What the task asks:
Copy out every line of the records below word for word, leaving out the pictures.

[Begin Rows]

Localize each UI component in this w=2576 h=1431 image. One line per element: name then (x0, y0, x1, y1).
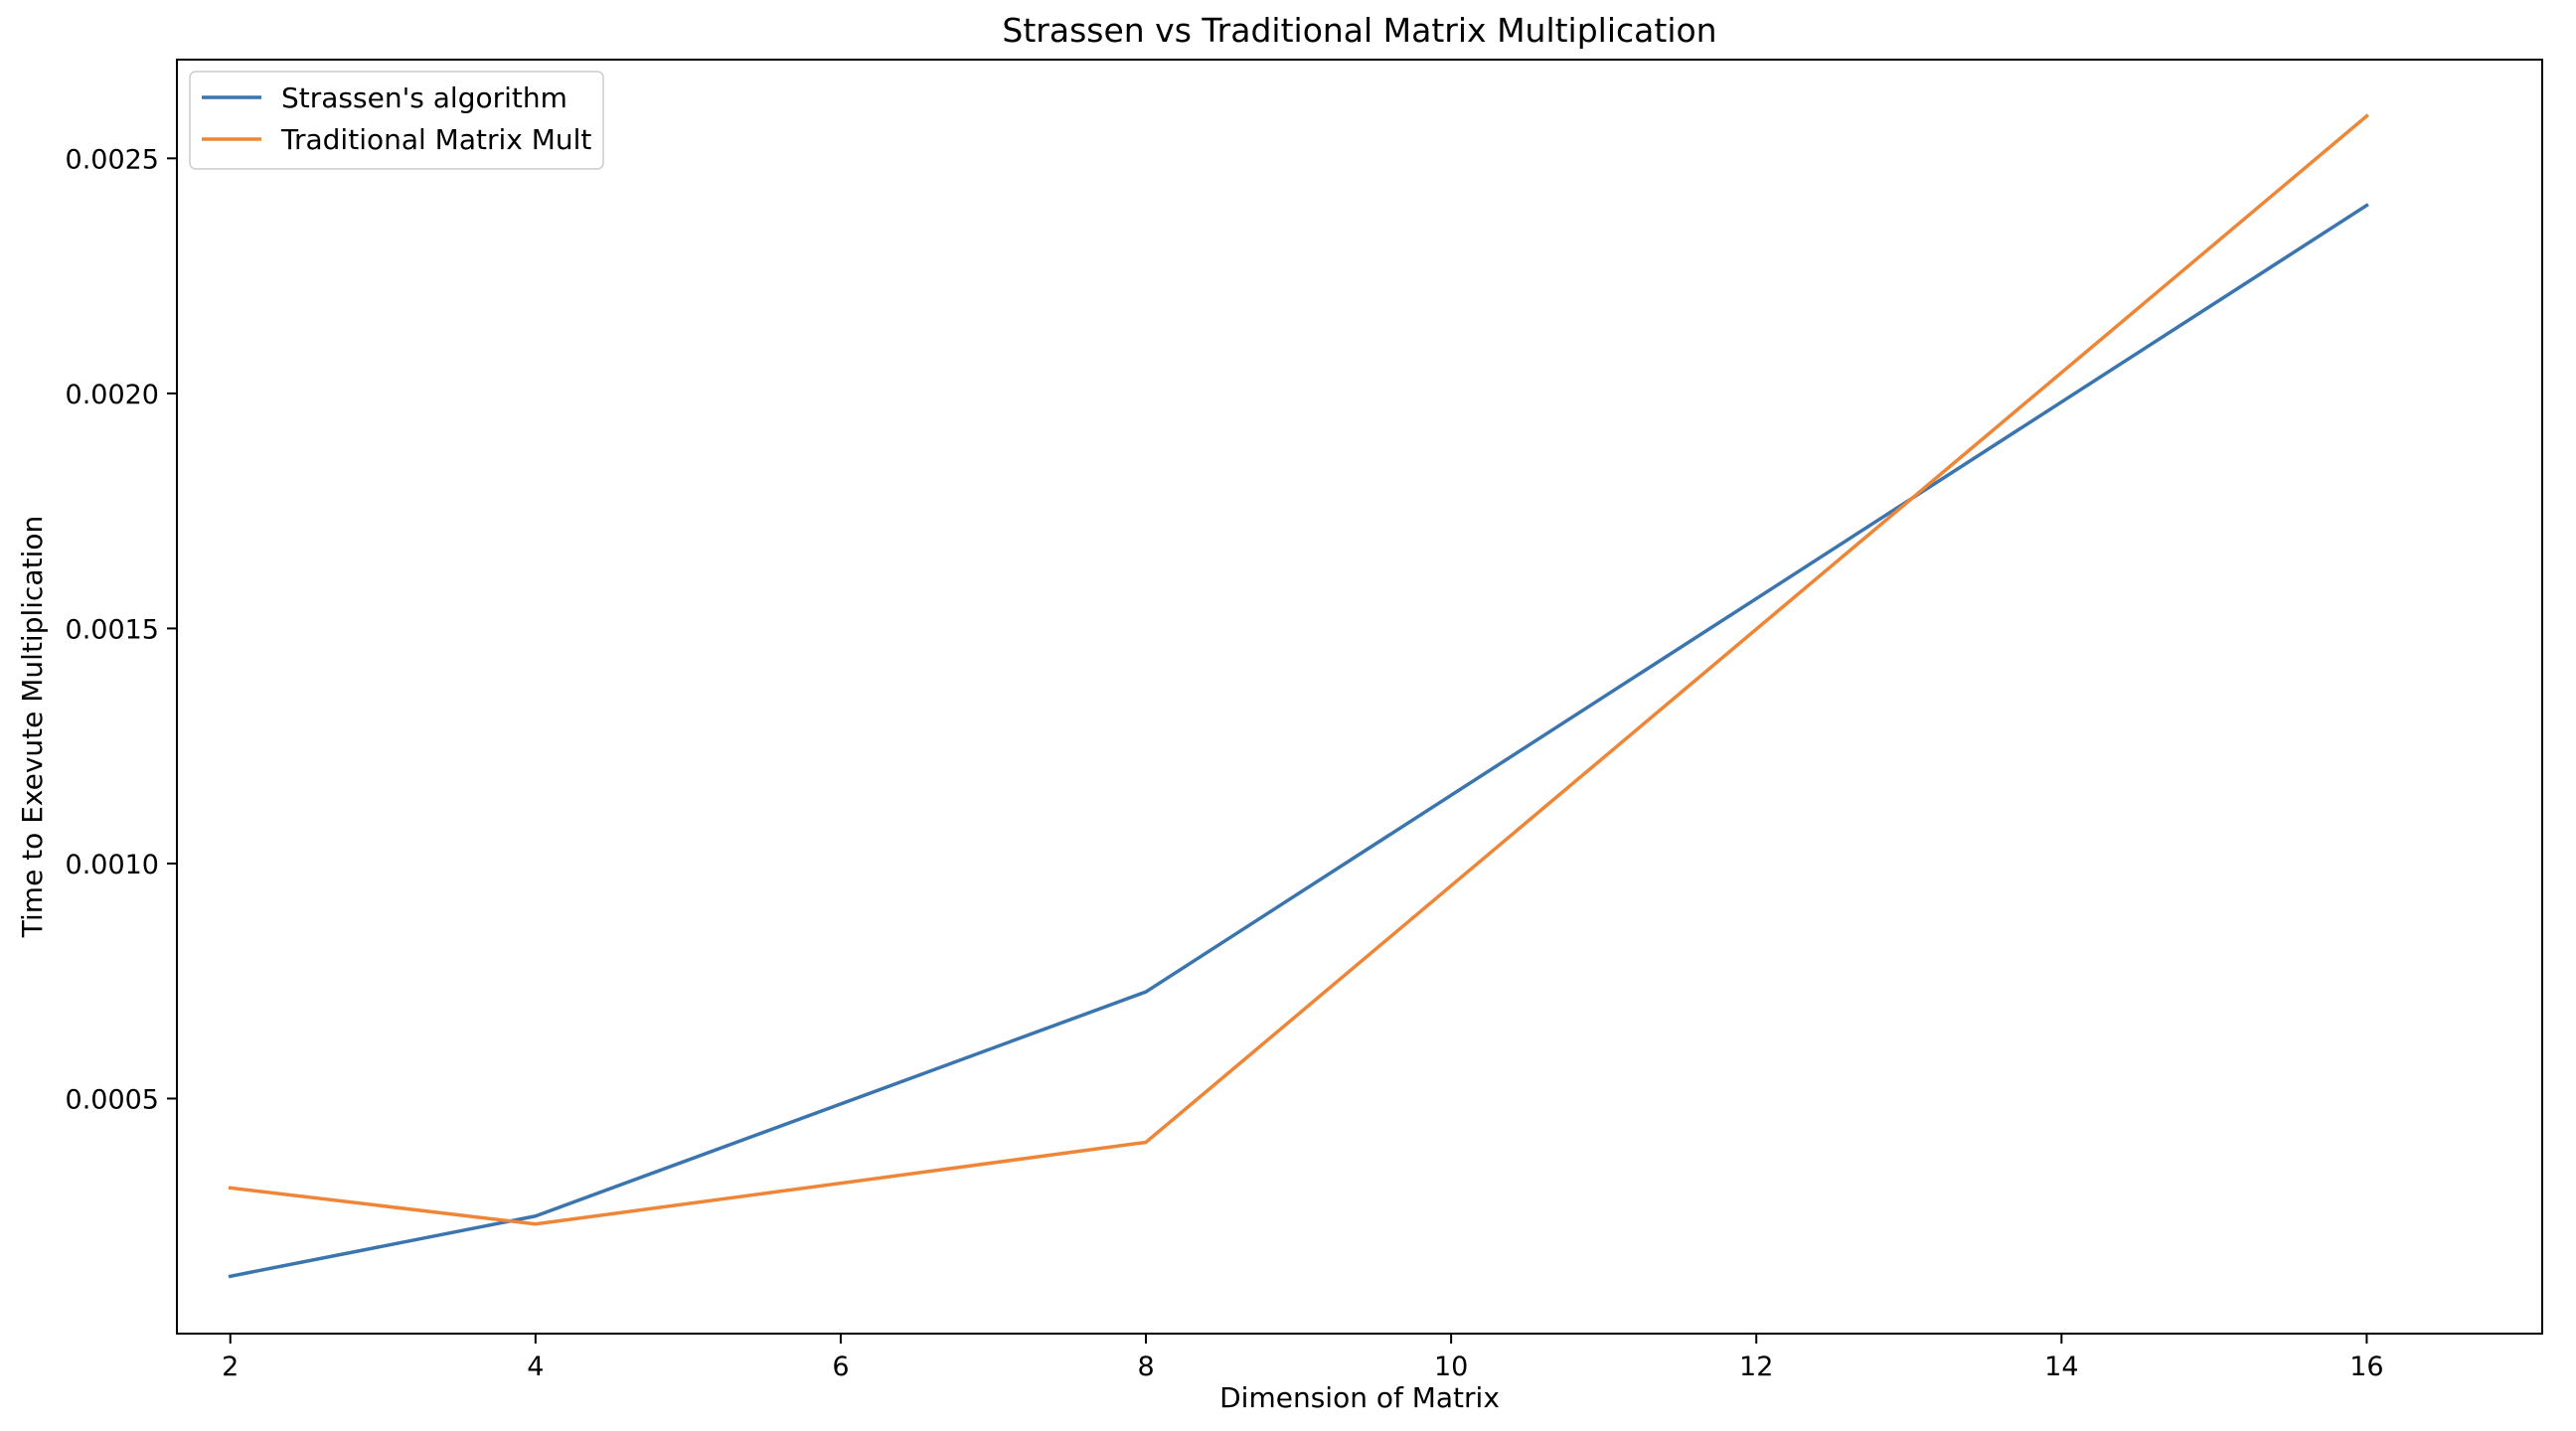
x-tick-label-12: 12 (1739, 1352, 1773, 1382)
x-tick-label-14: 14 (2044, 1352, 2078, 1382)
x-axis-label: Dimension of Matrix (1219, 1381, 1500, 1414)
x-tick-label-16: 16 (2349, 1352, 2383, 1382)
series-line-strassen (228, 203, 2369, 1279)
x-tick-label-4: 4 (527, 1352, 544, 1382)
y-tick-label-0.0015: 0.0015 (66, 614, 159, 645)
axes-frame (176, 59, 2543, 1335)
plot-area: 2 4 6 8 10 12 14 16 0.0005 0.0010 0.0015 0.0020 0.00… (66, 59, 2543, 1382)
x-tick-label-10: 10 (1434, 1352, 1468, 1382)
x-tick-label-2: 2 (222, 1352, 239, 1382)
chart-title: Strassen vs Traditional Matrix Multiplic… (1002, 11, 1716, 50)
series-line-traditional (228, 113, 2369, 1226)
y-tick-label-0.0020: 0.0020 (66, 380, 159, 410)
legend-box (189, 71, 604, 170)
x-tick-label-6: 6 (832, 1352, 849, 1382)
y-tick-label-0.0005: 0.0005 (66, 1084, 159, 1115)
y-axis-label: Time to Exevute Multiplication (16, 516, 49, 938)
legend: Strassen's algorithm Traditional Matrix … (189, 71, 604, 170)
x-tick-label-8: 8 (1137, 1352, 1154, 1382)
legend-label-traditional: Traditional Matrix Mult (280, 123, 591, 156)
y-tick-label-0.0010: 0.0010 (66, 850, 159, 880)
y-tick-label-0.0025: 0.0025 (66, 144, 159, 175)
legend-label-strassen: Strassen's algorithm (281, 81, 567, 114)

[End Rows]

Solution for this task:
Localize each UI component in this w=2576 h=1431 image. One line per element: name then (x0, y0, x1, y1).
x-tick-label-12: 12 (1739, 1352, 1773, 1382)
x-tick-label-14: 14 (2044, 1352, 2078, 1382)
x-axis-label: Dimension of Matrix (1219, 1381, 1500, 1414)
x-tick-label-16: 16 (2349, 1352, 2383, 1382)
series-line-strassen (228, 203, 2369, 1279)
x-tick-label-4: 4 (527, 1352, 544, 1382)
y-tick-label-0.0015: 0.0015 (66, 614, 159, 645)
axes-frame (176, 59, 2543, 1335)
plot-area: 2 4 6 8 10 12 14 16 0.0005 0.0010 0.0015 0.0020 0.00… (66, 59, 2543, 1382)
x-tick-label-10: 10 (1434, 1352, 1468, 1382)
x-tick-label-2: 2 (222, 1352, 239, 1382)
chart-title: Strassen vs Traditional Matrix Multiplic… (1002, 11, 1716, 50)
series-line-traditional (228, 113, 2369, 1226)
y-tick-label-0.0020: 0.0020 (66, 380, 159, 410)
legend-box (189, 71, 604, 170)
x-tick-label-6: 6 (832, 1352, 849, 1382)
y-tick-label-0.0005: 0.0005 (66, 1084, 159, 1115)
y-axis-label: Time to Exevute Multiplication (16, 516, 49, 938)
legend: Strassen's algorithm Traditional Matrix … (189, 71, 604, 170)
x-tick-label-8: 8 (1137, 1352, 1154, 1382)
legend-label-traditional: Traditional Matrix Mult (280, 123, 591, 156)
y-tick-label-0.0010: 0.0010 (66, 850, 159, 880)
y-tick-label-0.0025: 0.0025 (66, 144, 159, 175)
legend-label-strassen: Strassen's algorithm (281, 81, 567, 114)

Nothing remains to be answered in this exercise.